▶ _Instructions to follow_
How many lines of the data hold the word "Left"? State the number and nothing else.

(Stored entries)
━━━━━━━━━━━━━━━━
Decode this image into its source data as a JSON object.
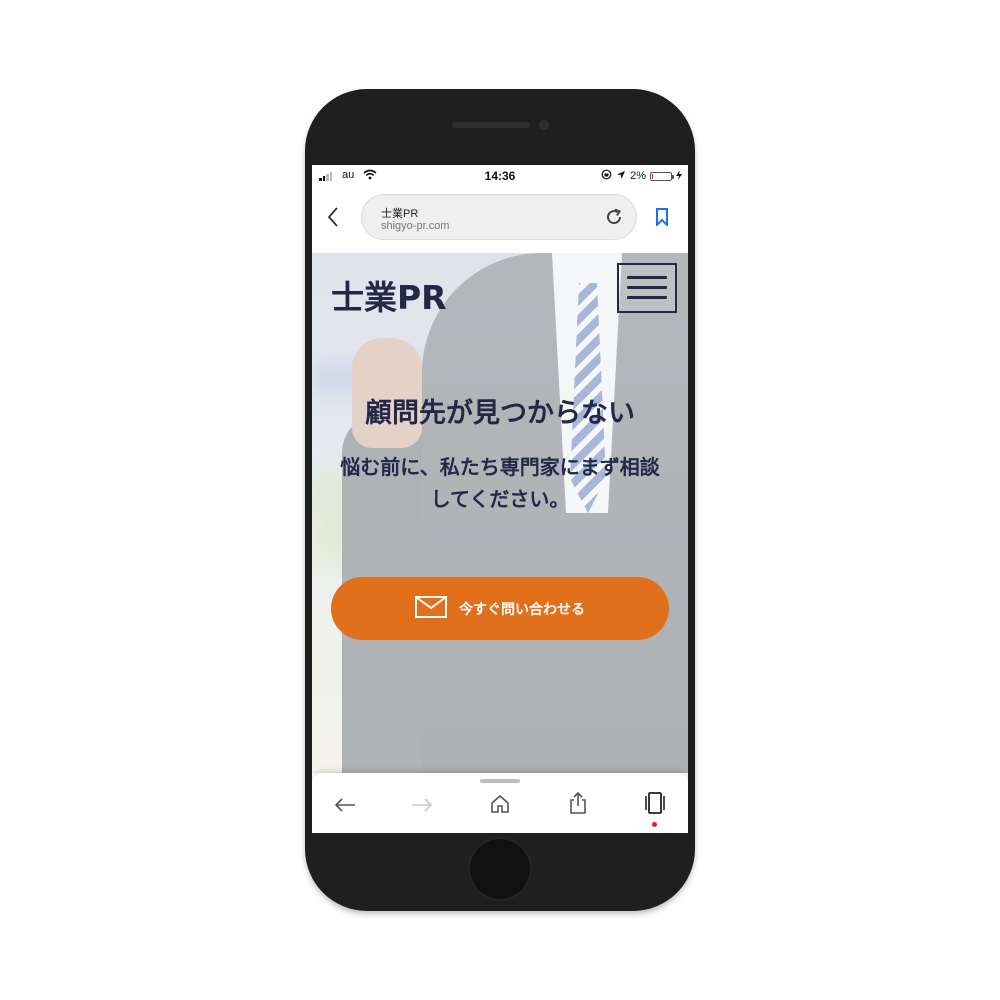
{
  "status_bar": {
    "carrier": "au",
    "time": "14:36",
    "battery_percent": "2%",
    "battery_level": 0.02,
    "signal_bars": 2,
    "low_battery_color": "#e0242a"
  },
  "browser": {
    "page_title": "士業PR",
    "host": "shigyo-pr.com",
    "accent_color": "#1a73e8",
    "icons": [
      "back-chevron-icon",
      "reload-icon",
      "bookmark-icon"
    ]
  },
  "site": {
    "logo": "士業PR",
    "brand_color": "#232849",
    "menu_icon": "hamburger-menu-icon"
  },
  "hero": {
    "headline": "顧問先が見つからない",
    "subtext": "悩む前に、私たち専門家にまず相談してください。"
  },
  "cta": {
    "label": "今すぐ問い合わせる",
    "icon": "envelope-icon",
    "color": "#e0701b"
  },
  "toolbar": {
    "buttons": [
      "back-arrow-icon",
      "forward-arrow-icon",
      "home-icon",
      "share-icon",
      "tabs-icon"
    ],
    "tabs_indicator_color": "#e0242a"
  }
}
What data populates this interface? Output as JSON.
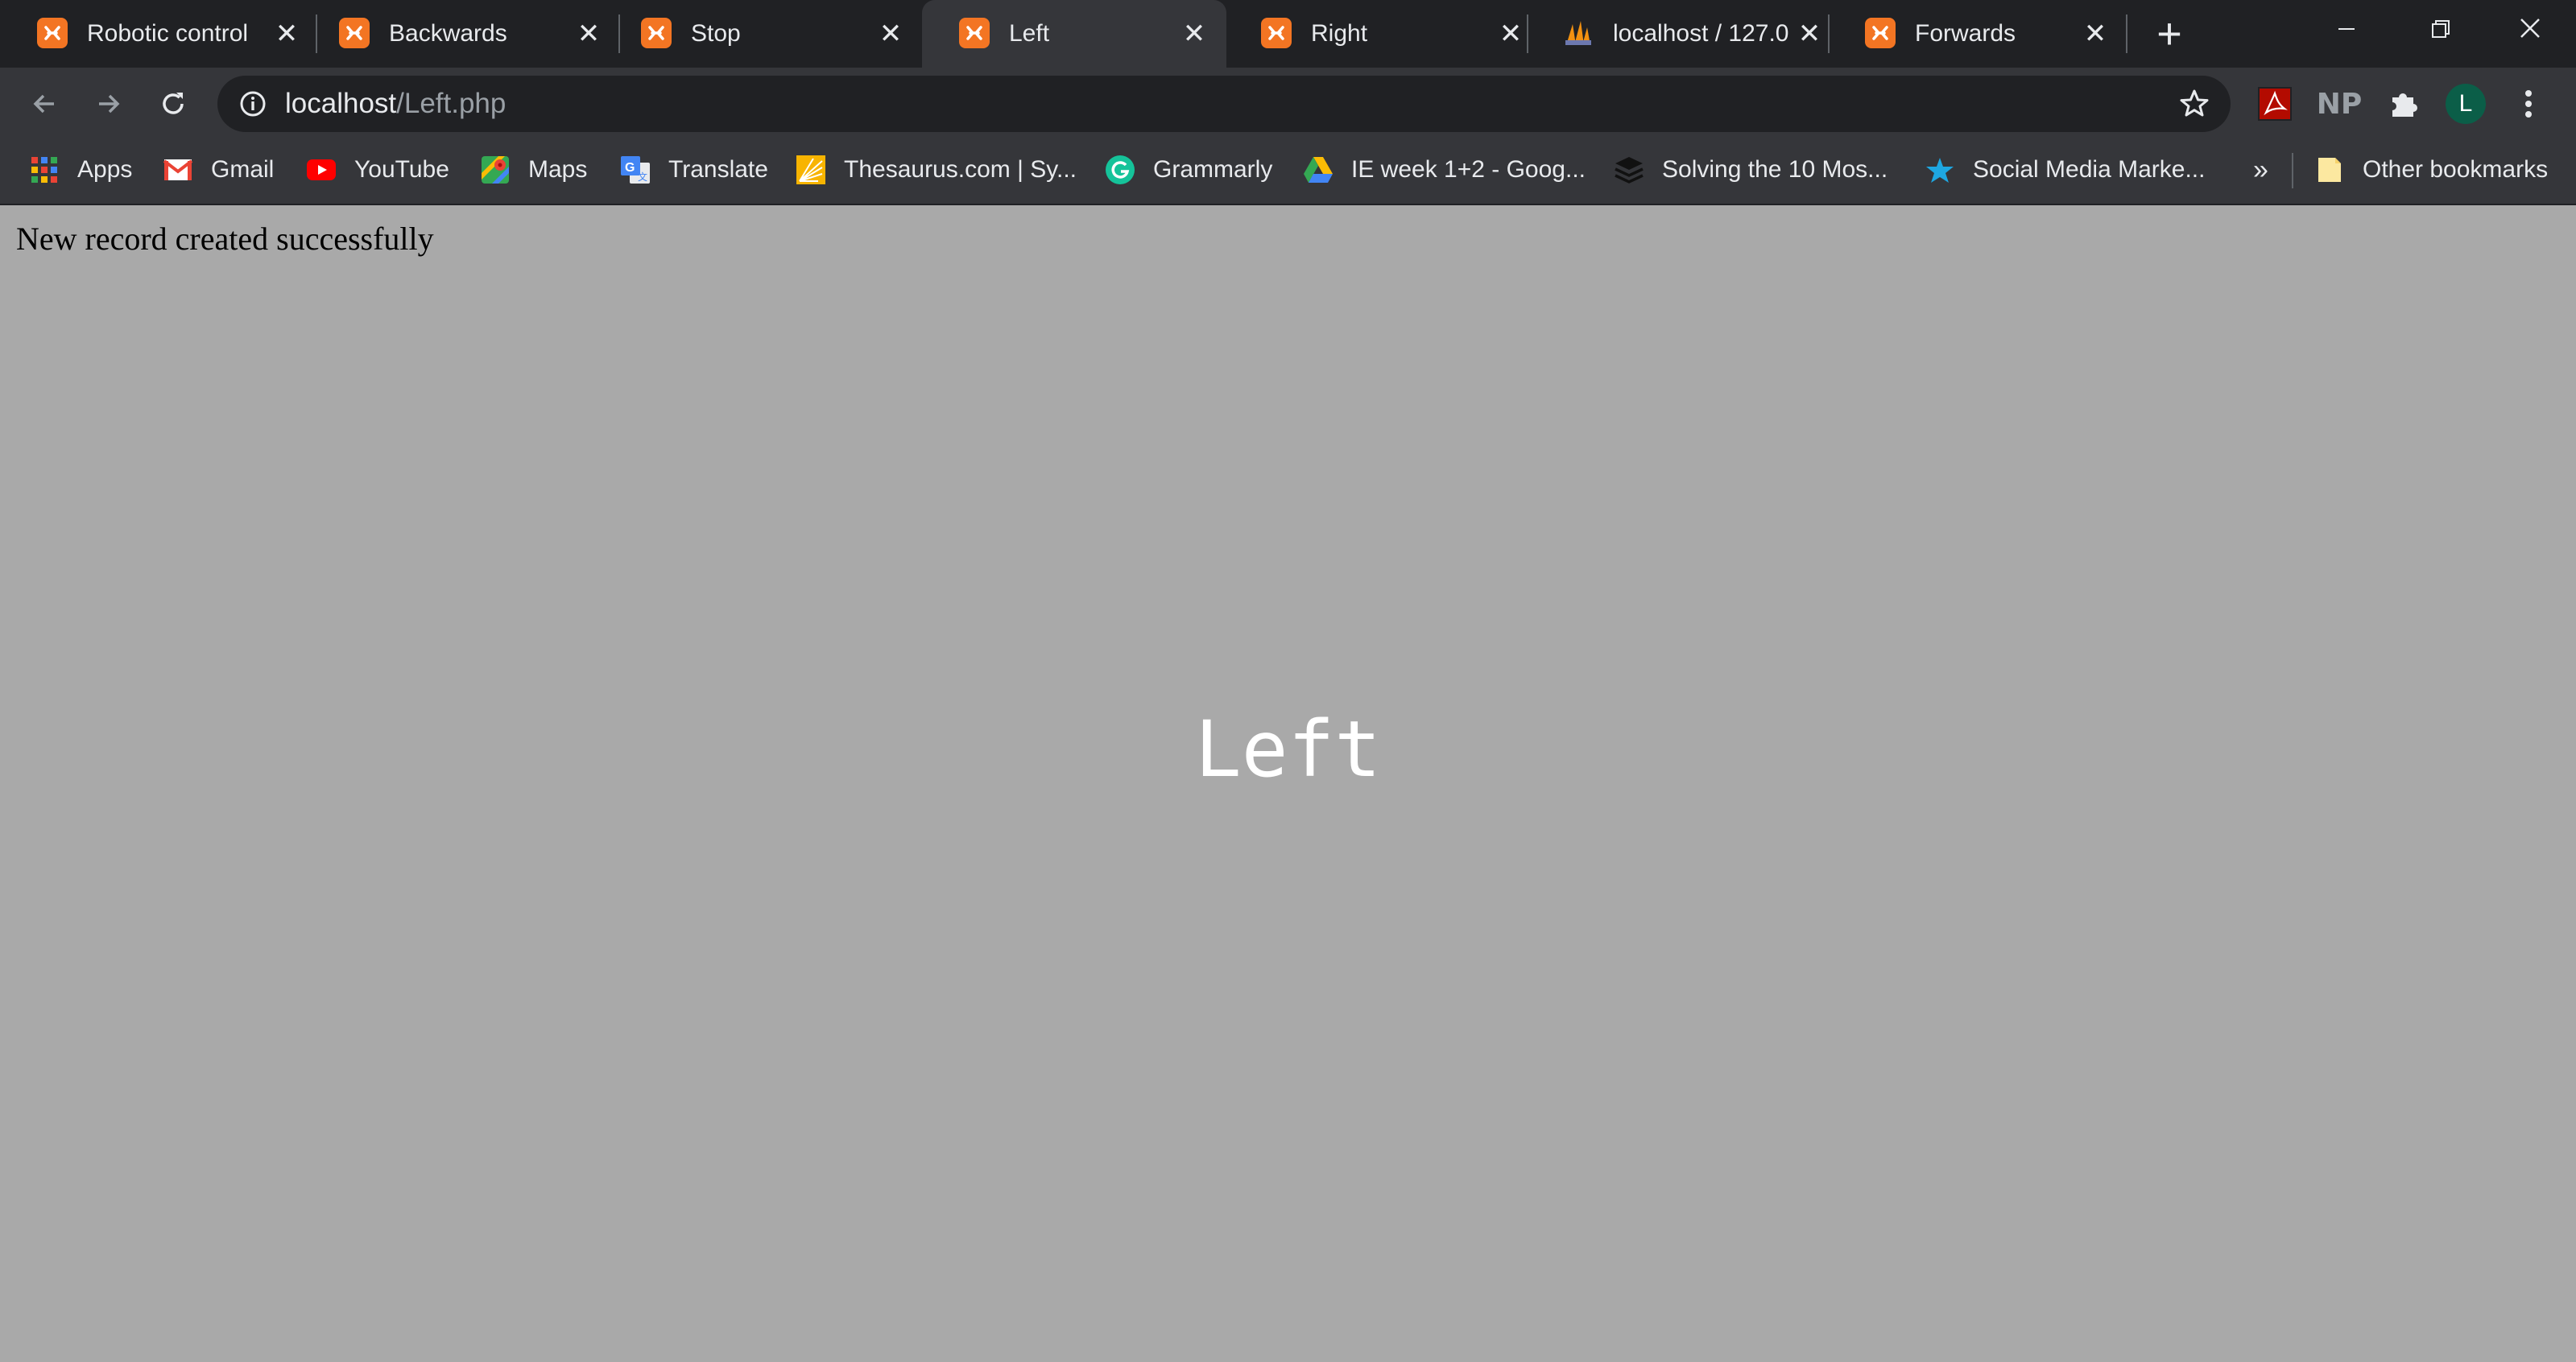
{
  "tabs": [
    {
      "title": "Robotic control",
      "favicon": "xampp-icon",
      "active": false
    },
    {
      "title": "Backwards",
      "favicon": "xampp-icon",
      "active": false
    },
    {
      "title": "Stop",
      "favicon": "xampp-icon",
      "active": false
    },
    {
      "title": "Left",
      "favicon": "xampp-icon",
      "active": true
    },
    {
      "title": "Right",
      "favicon": "xampp-icon",
      "active": false
    },
    {
      "title": "localhost / 127.0",
      "favicon": "phpmyadmin-icon",
      "active": false
    },
    {
      "title": "Forwards",
      "favicon": "xampp-icon",
      "active": false
    }
  ],
  "address_bar": {
    "host": "localhost",
    "path": "/Left.php"
  },
  "profile": {
    "initial": "L",
    "color": "#0b5e48"
  },
  "extensions": {
    "np_label": "NP"
  },
  "bookmarks": [
    {
      "label": "Apps",
      "icon": "apps-grid-icon"
    },
    {
      "label": "Gmail",
      "icon": "gmail-icon"
    },
    {
      "label": "YouTube",
      "icon": "youtube-icon"
    },
    {
      "label": "Maps",
      "icon": "maps-icon"
    },
    {
      "label": "Translate",
      "icon": "translate-icon"
    },
    {
      "label": "Thesaurus.com | Sy...",
      "icon": "thesaurus-icon"
    },
    {
      "label": "Grammarly",
      "icon": "grammarly-icon"
    },
    {
      "label": "IE week 1+2 - Goog...",
      "icon": "google-drive-icon"
    },
    {
      "label": "Solving the 10 Mos...",
      "icon": "layers-icon"
    },
    {
      "label": "Social Media Marke...",
      "icon": "star-icon"
    }
  ],
  "bookmarks_overflow": "»",
  "other_bookmarks": "Other bookmarks",
  "page": {
    "message": "New record created successfully",
    "direction": "Left"
  },
  "colors": {
    "xampp_orange": "#f37523",
    "page_background": "#a9a9a9",
    "titlebar": "#202124",
    "toolbar": "#35363a"
  }
}
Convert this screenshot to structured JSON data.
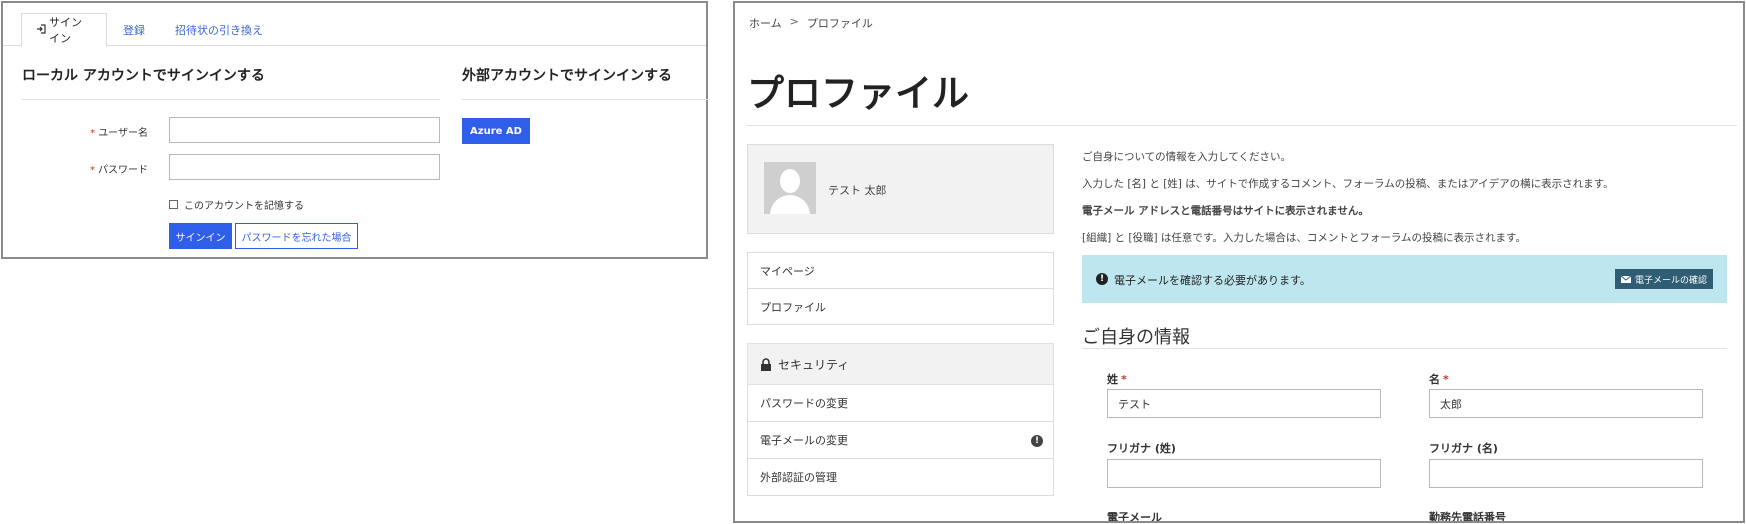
{
  "signin": {
    "tabs": [
      {
        "label": "サインイン",
        "icon": "sign-in-icon"
      },
      {
        "label": "登録"
      },
      {
        "label": "招待状の引き換え"
      }
    ],
    "local_title": "ローカル アカウントでサインインする",
    "external_title": "外部アカウントでサインインする",
    "required_mark": "*",
    "username_label": "ユーザー名",
    "username_value": "",
    "password_label": "パスワード",
    "password_value": "",
    "remember_label": "このアカウントを記憶する",
    "signin_button": "サインイン",
    "forgot_button": "パスワードを忘れた場合",
    "azure_button": "Azure AD",
    "accent_color": "#2f5fe8"
  },
  "profile": {
    "breadcrumb": [
      "ホーム",
      ">",
      "プロファイル"
    ],
    "page_title": "プロファイル",
    "user_name": "テスト 太郎",
    "nav": [
      "マイページ",
      "プロファイル"
    ],
    "security_label": "セキュリティ",
    "security_items": [
      "パスワードの変更",
      "電子メールの変更",
      "外部認証の管理"
    ],
    "alert_glyph": "!",
    "info_lines": [
      "ご自身についての情報を入力してください。",
      "入力した [名] と [姓] は、サイトで作成するコメント、フォーラムの投稿、またはアイデアの横に表示されます。",
      "電子メール アドレスと電話番号はサイトに表示されません。",
      "[組織] と [役職] は任意です。入力した場合は、コメントとフォーラムの投稿に表示されます。"
    ],
    "alert_text": "電子メールを確認する必要があります。",
    "verify_button": "電子メールの確認",
    "alert_bg": "#bde6ee",
    "section_heading": "ご自身の情報",
    "fields": {
      "last_name_label": "姓",
      "last_name_value": "テスト",
      "first_name_label": "名",
      "first_name_value": "太郎",
      "kana_last_label": "フリガナ (姓)",
      "kana_last_value": "",
      "kana_first_label": "フリガナ (名)",
      "kana_first_value": "",
      "email_label": "電子メール",
      "phone_label": "勤務先電話番号"
    }
  }
}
━━━━━━━━━━━━━━━━
▶ _Response to this task_
3